# Start of Supplied material
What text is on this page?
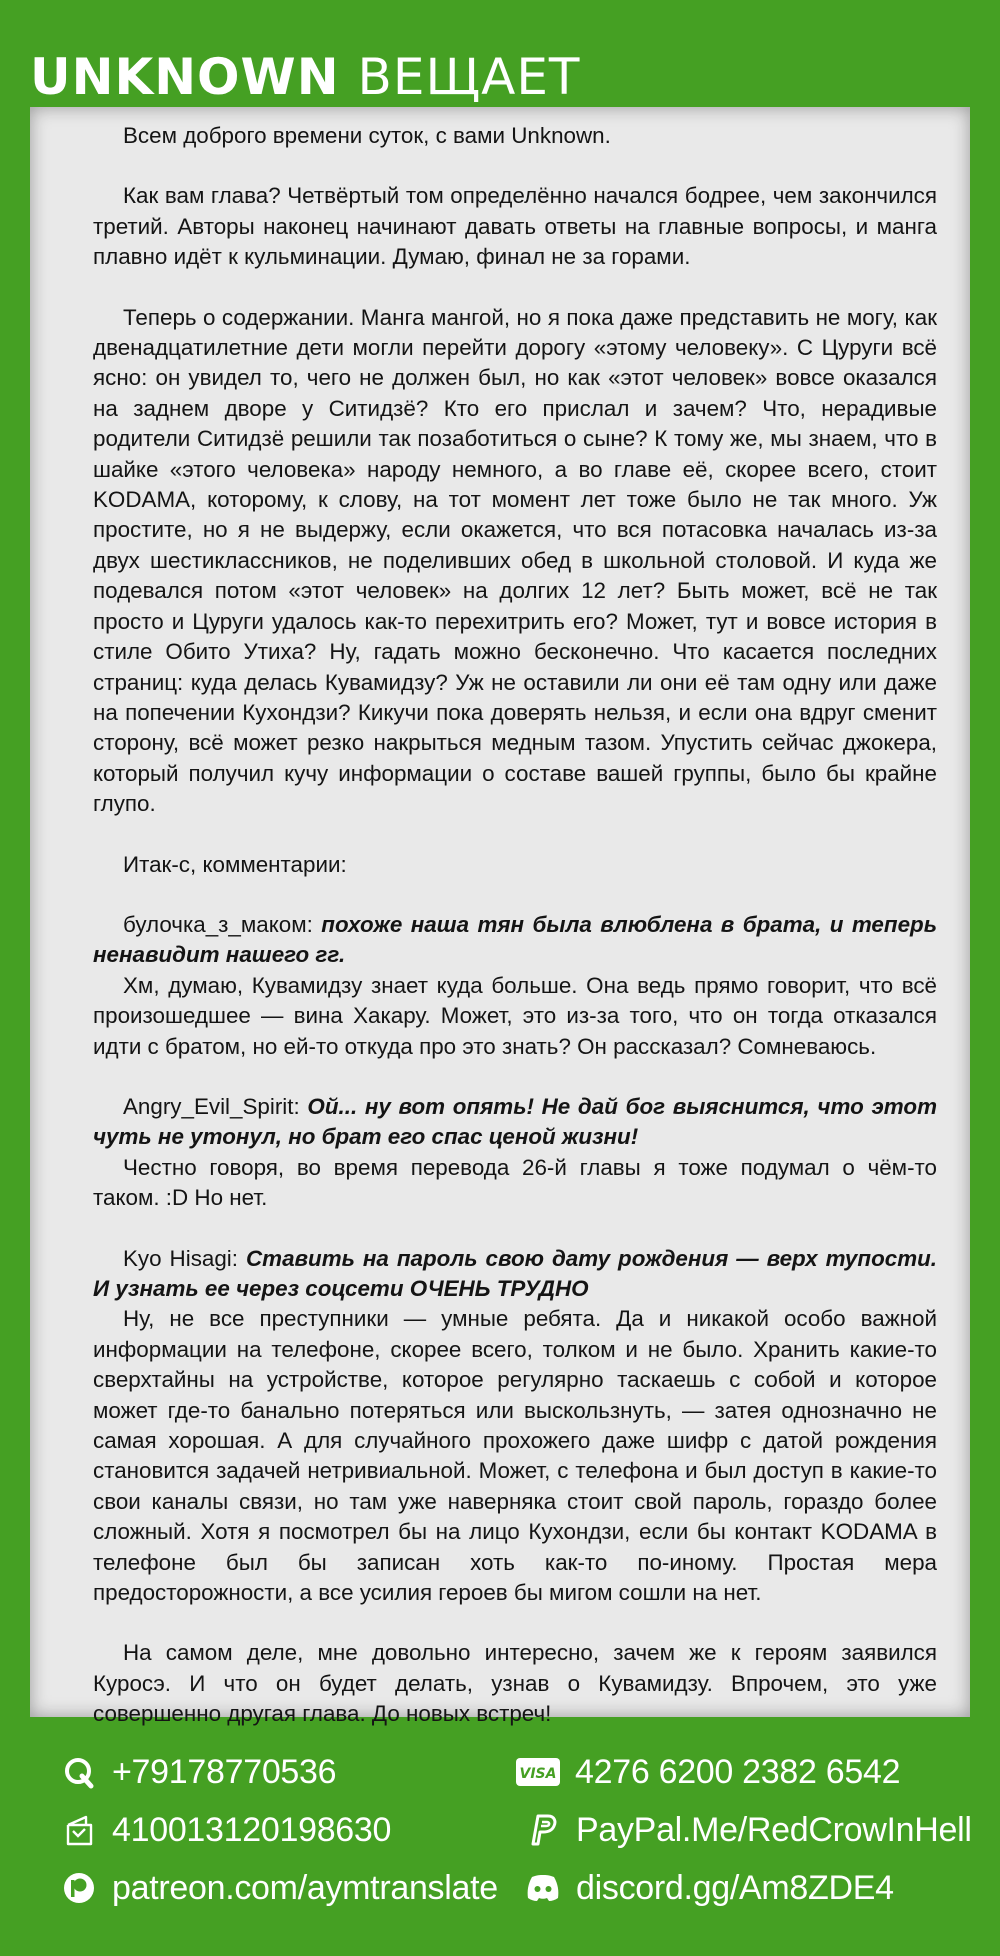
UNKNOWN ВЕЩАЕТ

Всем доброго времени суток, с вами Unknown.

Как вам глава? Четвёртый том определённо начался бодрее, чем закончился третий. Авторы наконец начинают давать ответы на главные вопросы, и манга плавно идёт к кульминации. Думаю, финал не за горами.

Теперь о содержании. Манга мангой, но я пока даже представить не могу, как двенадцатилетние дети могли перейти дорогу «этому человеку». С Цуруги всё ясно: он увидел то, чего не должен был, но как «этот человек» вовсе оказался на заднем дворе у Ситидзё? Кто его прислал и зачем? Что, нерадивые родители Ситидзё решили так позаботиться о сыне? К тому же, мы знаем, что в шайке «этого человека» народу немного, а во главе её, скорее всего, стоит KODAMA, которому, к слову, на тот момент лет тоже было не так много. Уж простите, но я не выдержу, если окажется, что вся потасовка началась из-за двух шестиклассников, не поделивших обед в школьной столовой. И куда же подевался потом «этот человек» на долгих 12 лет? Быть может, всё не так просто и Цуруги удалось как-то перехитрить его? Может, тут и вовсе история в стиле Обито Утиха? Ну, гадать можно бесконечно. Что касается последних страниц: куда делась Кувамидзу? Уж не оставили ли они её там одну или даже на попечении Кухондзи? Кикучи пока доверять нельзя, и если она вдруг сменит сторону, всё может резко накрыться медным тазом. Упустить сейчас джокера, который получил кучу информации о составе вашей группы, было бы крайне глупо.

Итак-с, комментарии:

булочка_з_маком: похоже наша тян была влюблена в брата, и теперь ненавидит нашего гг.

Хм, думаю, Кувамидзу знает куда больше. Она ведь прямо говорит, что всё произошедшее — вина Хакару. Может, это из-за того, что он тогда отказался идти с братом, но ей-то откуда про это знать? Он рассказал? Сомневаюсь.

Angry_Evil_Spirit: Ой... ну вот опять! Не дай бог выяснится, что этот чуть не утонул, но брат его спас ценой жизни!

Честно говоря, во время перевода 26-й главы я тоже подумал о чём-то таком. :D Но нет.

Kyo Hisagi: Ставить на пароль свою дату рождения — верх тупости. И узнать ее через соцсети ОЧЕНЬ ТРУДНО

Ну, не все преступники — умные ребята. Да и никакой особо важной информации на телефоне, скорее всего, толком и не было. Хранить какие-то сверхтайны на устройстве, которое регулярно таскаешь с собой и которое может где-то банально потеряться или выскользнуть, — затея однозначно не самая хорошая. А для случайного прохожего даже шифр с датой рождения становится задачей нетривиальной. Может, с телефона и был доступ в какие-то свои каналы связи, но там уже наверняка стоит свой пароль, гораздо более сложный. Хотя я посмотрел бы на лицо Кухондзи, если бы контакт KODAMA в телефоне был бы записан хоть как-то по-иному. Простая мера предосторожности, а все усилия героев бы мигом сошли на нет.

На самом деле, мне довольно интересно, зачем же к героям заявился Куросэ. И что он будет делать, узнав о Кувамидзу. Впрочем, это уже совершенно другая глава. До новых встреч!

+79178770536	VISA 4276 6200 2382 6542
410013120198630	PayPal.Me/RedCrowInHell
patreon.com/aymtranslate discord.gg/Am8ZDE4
# End of Supplied material
▸ Problem statement
Reproduce all of the data exactly; the pictures do not belong in the copy.

▸ Right answer
What text is on this page?
UNKNOWN ВЕЩАЕТ

Всем доброго времени суток, с вами Unknown.

Как вам глава? Четвёртый том определённо начался бодрее, чем закончился третий. Авторы наконец начинают давать ответы на главные вопросы, и манга плавно идёт к кульминации. Думаю, финал не за горами.

Теперь о содержании. Манга мангой, но я пока даже представить не могу, как двенадцатилетние дети могли перейти дорогу «этому человеку». С Цуруги всё ясно: он увидел то, чего не должен был, но как «этот человек» вовсе оказался на заднем дворе у Ситидзё? Кто его прислал и зачем? Что, нерадивые родители Ситидзё решили так позаботиться о сыне? К тому же, мы знаем, что в шайке «этого человека» народу немного, а во главе её, скорее всего, стоит KODAMA, которому, к слову, на тот момент лет тоже было не так много. Уж простите, но я не выдержу, если окажется, что вся потасовка началась из-за двух шестиклассников, не поделивших обед в школьной столовой. И куда же подевался потом «этот человек» на долгих 12 лет? Быть может, всё не так просто и Цуруги удалось как-то перехитрить его? Может, тут и вовсе история в стиле Обито Утиха? Ну, гадать можно бесконечно. Что касается последних страниц: куда делась Кувамидзу? Уж не оставили ли они её там одну или даже на попечении Кухондзи? Кикучи пока доверять нельзя, и если она вдруг сменит сторону, всё может резко накрыться медным тазом. Упустить сейчас джокера, который получил кучу информации о составе вашей группы, было бы крайне глупо.

Итак-с, комментарии:

булочка_з_маком: похоже наша тян была влюблена в брата, и теперь ненавидит нашего гг.

Хм, думаю, Кувамидзу знает куда больше. Она ведь прямо говорит, что всё произошедшее — вина Хакару. Может, это из-за того, что он тогда отказался идти с братом, но ей-то откуда про это знать? Он рассказал? Сомневаюсь.

Angry_Evil_Spirit: Ой... ну вот опять! Не дай бог выяснится, что этот чуть не утонул, но брат его спас ценой жизни!

Честно говоря, во время перевода 26-й главы я тоже подумал о чём-то таком. :D Но нет.

Kyo Hisagi: Ставить на пароль свою дату рождения — верх тупости. И узнать ее через соцсети ОЧЕНЬ ТРУДНО

Ну, не все преступники — умные ребята. Да и никакой особо важной информации на телефоне, скорее всего, толком и не было. Хранить какие-то сверхтайны на устройстве, которое регулярно таскаешь с собой и которое может где-то банально потеряться или выскользнуть, — затея однозначно не самая хорошая. А для случайного прохожего даже шифр с датой рождения становится задачей нетривиальной. Может, с телефона и был доступ в какие-то свои каналы связи, но там уже наверняка стоит свой пароль, гораздо более сложный. Хотя я посмотрел бы на лицо Кухондзи, если бы контакт KODAMA в телефоне был бы записан хоть как-то по-иному. Простая мера предосторожности, а все усилия героев бы мигом сошли на нет.

На самом деле, мне довольно интересно, зачем же к героям заявился Куросэ. И что он будет делать, узнав о Кувамидзу. Впрочем, это уже совершенно другая глава. До новых встреч!

+79178770536	VISA 4276 6200 2382 6542
410013120198630	PayPal.Me/RedCrowInHell
patreon.com/aymtranslate discord.gg/Am8ZDE4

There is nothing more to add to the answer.